Figure data in JSON
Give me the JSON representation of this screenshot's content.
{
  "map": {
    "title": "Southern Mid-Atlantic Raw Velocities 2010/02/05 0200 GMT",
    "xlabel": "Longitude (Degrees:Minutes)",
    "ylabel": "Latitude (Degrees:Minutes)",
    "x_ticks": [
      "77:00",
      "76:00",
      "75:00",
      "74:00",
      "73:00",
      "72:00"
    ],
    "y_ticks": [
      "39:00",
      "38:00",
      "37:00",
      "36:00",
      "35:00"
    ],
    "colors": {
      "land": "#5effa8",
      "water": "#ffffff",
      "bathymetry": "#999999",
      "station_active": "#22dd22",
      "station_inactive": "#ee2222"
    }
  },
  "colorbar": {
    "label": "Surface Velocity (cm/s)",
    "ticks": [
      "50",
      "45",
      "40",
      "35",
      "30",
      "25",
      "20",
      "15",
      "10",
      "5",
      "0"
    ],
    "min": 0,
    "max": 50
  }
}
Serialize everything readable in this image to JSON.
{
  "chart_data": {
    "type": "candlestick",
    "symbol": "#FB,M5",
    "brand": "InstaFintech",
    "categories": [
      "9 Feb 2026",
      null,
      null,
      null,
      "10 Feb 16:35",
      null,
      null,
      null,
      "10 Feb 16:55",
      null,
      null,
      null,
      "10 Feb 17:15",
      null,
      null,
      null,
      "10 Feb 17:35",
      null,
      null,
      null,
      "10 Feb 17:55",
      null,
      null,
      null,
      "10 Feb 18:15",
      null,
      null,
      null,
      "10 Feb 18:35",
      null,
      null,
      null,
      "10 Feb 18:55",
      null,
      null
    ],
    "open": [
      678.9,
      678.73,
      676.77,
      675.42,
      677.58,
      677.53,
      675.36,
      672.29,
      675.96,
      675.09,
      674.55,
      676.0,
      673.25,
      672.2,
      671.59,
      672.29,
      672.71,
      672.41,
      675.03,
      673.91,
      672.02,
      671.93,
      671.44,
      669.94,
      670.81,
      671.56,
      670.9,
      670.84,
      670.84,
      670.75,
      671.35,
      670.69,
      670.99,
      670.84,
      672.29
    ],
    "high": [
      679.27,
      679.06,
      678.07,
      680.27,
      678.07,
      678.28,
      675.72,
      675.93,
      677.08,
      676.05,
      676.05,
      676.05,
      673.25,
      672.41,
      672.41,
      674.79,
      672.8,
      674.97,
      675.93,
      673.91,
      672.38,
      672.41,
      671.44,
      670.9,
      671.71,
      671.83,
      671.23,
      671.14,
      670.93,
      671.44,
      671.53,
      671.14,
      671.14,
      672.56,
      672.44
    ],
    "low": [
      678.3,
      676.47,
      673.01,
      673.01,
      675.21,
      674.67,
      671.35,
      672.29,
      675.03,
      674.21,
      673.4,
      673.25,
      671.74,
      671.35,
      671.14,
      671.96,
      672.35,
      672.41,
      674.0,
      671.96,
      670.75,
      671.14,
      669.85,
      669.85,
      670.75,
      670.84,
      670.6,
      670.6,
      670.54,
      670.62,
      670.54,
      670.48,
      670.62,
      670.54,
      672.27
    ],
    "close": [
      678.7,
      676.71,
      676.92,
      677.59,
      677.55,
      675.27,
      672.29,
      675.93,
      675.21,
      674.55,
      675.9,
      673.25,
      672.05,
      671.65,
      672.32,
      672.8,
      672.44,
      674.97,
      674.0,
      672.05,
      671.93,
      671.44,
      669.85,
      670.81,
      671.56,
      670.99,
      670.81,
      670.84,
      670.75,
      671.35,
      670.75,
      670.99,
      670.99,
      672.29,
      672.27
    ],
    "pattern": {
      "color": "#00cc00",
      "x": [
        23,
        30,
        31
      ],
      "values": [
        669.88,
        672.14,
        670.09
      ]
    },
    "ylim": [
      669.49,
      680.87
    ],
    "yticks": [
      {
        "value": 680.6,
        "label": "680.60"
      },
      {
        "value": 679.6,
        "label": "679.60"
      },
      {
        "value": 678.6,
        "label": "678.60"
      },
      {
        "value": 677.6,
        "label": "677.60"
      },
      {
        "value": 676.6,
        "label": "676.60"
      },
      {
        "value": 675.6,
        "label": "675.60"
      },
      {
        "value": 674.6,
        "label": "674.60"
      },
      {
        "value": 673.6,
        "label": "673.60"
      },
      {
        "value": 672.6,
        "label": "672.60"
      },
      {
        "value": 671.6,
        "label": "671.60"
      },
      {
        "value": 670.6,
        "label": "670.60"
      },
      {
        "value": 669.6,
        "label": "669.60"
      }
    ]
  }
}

◆ SET PROBLEM ◆
Each line containing "Minutes" counts once; state the total number of such lines and nothing else.

◆ EXERCISE RESULT ◆
2